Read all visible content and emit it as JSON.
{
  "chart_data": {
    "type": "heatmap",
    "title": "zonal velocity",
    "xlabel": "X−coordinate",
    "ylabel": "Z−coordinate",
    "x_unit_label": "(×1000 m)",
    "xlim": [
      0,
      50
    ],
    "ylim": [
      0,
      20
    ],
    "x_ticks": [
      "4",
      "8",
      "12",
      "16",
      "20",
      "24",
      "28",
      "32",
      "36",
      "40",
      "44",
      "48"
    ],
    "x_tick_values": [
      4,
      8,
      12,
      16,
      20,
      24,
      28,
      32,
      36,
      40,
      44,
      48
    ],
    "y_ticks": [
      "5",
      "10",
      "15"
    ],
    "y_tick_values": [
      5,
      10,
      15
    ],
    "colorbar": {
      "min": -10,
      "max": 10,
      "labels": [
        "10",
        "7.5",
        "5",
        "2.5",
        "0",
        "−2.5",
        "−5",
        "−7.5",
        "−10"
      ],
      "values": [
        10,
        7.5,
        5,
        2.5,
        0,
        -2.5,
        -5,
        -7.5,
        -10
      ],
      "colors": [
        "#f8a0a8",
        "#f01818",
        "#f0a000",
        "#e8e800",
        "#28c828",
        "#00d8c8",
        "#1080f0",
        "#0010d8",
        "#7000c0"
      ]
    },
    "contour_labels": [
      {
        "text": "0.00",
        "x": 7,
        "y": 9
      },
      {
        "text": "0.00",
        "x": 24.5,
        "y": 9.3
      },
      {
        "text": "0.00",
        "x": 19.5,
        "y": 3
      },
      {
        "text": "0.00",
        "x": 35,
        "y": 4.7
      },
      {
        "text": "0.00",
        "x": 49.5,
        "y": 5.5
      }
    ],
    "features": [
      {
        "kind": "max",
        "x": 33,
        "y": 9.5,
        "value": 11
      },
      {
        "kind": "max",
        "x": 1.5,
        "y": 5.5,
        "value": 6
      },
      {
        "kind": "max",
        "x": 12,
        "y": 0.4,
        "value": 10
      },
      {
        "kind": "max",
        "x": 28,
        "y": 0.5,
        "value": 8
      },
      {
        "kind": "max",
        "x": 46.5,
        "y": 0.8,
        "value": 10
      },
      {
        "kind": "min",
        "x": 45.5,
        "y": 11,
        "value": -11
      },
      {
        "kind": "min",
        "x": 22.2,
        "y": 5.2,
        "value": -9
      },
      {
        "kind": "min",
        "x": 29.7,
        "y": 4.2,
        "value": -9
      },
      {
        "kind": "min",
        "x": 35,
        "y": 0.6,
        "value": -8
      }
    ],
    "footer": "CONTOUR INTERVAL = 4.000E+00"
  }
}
§ §
Set down every line of the listing above again, exactly as given.

**Written answer:**
Read all visible content and emit it as JSON.
{
  "chart_data": {
    "type": "heatmap",
    "title": "zonal velocity",
    "xlabel": "X−coordinate",
    "ylabel": "Z−coordinate",
    "x_unit_label": "(×1000 m)",
    "xlim": [
      0,
      50
    ],
    "ylim": [
      0,
      20
    ],
    "x_ticks": [
      "4",
      "8",
      "12",
      "16",
      "20",
      "24",
      "28",
      "32",
      "36",
      "40",
      "44",
      "48"
    ],
    "x_tick_values": [
      4,
      8,
      12,
      16,
      20,
      24,
      28,
      32,
      36,
      40,
      44,
      48
    ],
    "y_ticks": [
      "5",
      "10",
      "15"
    ],
    "y_tick_values": [
      5,
      10,
      15
    ],
    "colorbar": {
      "min": -10,
      "max": 10,
      "labels": [
        "10",
        "7.5",
        "5",
        "2.5",
        "0",
        "−2.5",
        "−5",
        "−7.5",
        "−10"
      ],
      "values": [
        10,
        7.5,
        5,
        2.5,
        0,
        -2.5,
        -5,
        -7.5,
        -10
      ],
      "colors": [
        "#f8a0a8",
        "#f01818",
        "#f0a000",
        "#e8e800",
        "#28c828",
        "#00d8c8",
        "#1080f0",
        "#0010d8",
        "#7000c0"
      ]
    },
    "contour_labels": [
      {
        "text": "0.00",
        "x": 7,
        "y": 9
      },
      {
        "text": "0.00",
        "x": 24.5,
        "y": 9.3
      },
      {
        "text": "0.00",
        "x": 19.5,
        "y": 3
      },
      {
        "text": "0.00",
        "x": 35,
        "y": 4.7
      },
      {
        "text": "0.00",
        "x": 49.5,
        "y": 5.5
      }
    ],
    "features": [
      {
        "kind": "max",
        "x": 33,
        "y": 9.5,
        "value": 11
      },
      {
        "kind": "max",
        "x": 1.5,
        "y": 5.5,
        "value": 6
      },
      {
        "kind": "max",
        "x": 12,
        "y": 0.4,
        "value": 10
      },
      {
        "kind": "max",
        "x": 28,
        "y": 0.5,
        "value": 8
      },
      {
        "kind": "max",
        "x": 46.5,
        "y": 0.8,
        "value": 10
      },
      {
        "kind": "min",
        "x": 45.5,
        "y": 11,
        "value": -11
      },
      {
        "kind": "min",
        "x": 22.2,
        "y": 5.2,
        "value": -9
      },
      {
        "kind": "min",
        "x": 29.7,
        "y": 4.2,
        "value": -9
      },
      {
        "kind": "min",
        "x": 35,
        "y": 0.6,
        "value": -8
      }
    ],
    "footer": "CONTOUR INTERVAL = 4.000E+00"
  }
}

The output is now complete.